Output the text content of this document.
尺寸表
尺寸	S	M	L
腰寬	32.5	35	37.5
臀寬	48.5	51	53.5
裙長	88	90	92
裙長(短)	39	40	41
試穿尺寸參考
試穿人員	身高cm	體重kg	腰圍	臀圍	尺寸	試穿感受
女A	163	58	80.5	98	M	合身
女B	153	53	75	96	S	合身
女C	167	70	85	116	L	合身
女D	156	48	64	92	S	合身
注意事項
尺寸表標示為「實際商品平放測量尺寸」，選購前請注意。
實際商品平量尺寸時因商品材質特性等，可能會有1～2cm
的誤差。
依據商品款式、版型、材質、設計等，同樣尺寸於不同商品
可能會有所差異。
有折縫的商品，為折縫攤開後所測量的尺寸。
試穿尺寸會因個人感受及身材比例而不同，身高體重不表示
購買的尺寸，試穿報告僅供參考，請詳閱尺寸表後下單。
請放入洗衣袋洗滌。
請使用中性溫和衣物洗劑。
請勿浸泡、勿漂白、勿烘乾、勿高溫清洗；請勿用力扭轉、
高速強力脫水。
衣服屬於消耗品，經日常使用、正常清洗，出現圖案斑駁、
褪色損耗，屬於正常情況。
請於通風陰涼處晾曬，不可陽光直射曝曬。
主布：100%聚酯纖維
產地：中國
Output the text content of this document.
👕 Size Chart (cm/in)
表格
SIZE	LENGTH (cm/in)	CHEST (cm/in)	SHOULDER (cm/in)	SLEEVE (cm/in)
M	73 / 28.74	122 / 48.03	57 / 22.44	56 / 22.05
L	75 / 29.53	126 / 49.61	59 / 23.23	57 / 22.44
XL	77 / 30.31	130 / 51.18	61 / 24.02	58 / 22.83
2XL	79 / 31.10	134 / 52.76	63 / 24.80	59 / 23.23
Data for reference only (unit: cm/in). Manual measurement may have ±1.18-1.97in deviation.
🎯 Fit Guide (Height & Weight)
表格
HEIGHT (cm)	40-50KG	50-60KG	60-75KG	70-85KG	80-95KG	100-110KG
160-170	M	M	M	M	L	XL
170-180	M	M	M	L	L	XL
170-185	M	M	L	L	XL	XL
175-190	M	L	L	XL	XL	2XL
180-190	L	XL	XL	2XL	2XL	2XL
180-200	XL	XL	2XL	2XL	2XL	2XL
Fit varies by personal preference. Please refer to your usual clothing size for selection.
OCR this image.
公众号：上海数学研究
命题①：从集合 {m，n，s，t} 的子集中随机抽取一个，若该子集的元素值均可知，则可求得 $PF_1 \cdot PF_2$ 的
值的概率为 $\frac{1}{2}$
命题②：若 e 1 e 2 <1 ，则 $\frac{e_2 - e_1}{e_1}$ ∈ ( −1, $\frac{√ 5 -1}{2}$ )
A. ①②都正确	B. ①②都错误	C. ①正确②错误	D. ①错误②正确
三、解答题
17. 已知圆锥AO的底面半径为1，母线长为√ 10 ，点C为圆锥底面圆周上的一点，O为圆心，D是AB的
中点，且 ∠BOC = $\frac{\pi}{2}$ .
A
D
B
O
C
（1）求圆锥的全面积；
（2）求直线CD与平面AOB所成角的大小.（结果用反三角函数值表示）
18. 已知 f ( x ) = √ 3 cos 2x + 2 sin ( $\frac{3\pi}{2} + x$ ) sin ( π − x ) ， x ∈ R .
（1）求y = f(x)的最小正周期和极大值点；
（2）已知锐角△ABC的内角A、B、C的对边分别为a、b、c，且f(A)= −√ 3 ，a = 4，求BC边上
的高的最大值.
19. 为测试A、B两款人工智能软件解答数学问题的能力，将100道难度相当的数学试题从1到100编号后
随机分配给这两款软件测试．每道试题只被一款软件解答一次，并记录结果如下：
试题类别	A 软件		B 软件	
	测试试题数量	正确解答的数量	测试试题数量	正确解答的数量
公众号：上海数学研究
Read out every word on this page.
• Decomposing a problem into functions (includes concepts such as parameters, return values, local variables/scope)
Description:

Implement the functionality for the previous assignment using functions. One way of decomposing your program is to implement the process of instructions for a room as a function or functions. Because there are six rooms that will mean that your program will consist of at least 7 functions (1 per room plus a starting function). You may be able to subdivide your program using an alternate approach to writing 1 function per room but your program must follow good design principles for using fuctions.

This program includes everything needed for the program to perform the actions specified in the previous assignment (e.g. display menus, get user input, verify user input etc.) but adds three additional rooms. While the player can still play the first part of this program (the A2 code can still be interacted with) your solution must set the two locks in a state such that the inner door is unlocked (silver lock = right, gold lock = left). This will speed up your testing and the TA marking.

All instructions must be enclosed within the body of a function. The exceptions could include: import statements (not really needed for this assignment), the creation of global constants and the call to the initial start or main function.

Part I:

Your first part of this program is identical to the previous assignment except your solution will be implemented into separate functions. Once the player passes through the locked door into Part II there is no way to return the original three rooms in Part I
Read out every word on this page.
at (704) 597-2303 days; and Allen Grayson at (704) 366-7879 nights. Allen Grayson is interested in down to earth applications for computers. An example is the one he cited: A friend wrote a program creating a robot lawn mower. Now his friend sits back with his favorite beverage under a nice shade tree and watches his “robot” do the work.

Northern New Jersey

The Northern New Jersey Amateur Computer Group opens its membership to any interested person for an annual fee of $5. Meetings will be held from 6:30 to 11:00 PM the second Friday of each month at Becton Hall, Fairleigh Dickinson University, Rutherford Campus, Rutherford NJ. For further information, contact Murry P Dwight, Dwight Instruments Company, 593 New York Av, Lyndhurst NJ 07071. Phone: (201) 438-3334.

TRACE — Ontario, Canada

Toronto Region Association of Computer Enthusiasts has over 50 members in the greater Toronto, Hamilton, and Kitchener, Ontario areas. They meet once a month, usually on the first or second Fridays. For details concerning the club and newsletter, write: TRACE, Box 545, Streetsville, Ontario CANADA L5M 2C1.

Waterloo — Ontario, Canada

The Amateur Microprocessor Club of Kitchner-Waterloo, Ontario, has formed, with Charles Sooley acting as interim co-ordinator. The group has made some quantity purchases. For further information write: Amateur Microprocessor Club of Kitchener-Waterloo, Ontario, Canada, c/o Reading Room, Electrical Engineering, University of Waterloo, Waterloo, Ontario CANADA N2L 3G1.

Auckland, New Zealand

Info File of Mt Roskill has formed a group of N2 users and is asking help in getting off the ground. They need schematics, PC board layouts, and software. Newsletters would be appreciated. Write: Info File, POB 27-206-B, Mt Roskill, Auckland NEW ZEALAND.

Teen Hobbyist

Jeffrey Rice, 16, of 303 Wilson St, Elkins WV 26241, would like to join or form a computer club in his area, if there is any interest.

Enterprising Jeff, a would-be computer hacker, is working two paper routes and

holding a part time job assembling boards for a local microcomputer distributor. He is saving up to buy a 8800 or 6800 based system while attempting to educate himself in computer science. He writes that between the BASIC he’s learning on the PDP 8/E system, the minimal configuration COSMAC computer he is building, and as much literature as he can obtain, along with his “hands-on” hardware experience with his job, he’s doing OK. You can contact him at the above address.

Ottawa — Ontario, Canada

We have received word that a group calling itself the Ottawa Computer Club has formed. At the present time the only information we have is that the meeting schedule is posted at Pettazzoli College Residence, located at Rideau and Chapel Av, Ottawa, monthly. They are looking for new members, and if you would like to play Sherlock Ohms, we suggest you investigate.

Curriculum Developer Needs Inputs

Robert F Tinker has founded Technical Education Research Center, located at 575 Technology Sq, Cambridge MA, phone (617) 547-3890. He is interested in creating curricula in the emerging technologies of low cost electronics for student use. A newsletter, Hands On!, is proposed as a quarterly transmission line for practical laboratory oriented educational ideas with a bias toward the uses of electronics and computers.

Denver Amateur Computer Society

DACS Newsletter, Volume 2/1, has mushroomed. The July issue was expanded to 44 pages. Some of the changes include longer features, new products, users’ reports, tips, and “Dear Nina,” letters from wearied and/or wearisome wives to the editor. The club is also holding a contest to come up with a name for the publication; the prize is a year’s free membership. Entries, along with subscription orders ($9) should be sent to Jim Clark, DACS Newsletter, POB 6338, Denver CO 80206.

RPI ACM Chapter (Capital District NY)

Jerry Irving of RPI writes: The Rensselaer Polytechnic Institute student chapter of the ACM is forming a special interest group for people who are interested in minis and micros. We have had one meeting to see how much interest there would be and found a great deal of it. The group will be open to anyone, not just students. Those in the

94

YOUR OBJECTIVE = How many of the lines in the listing above hold the word "frac"? Report only that figure.

TASK RESPONSE = 4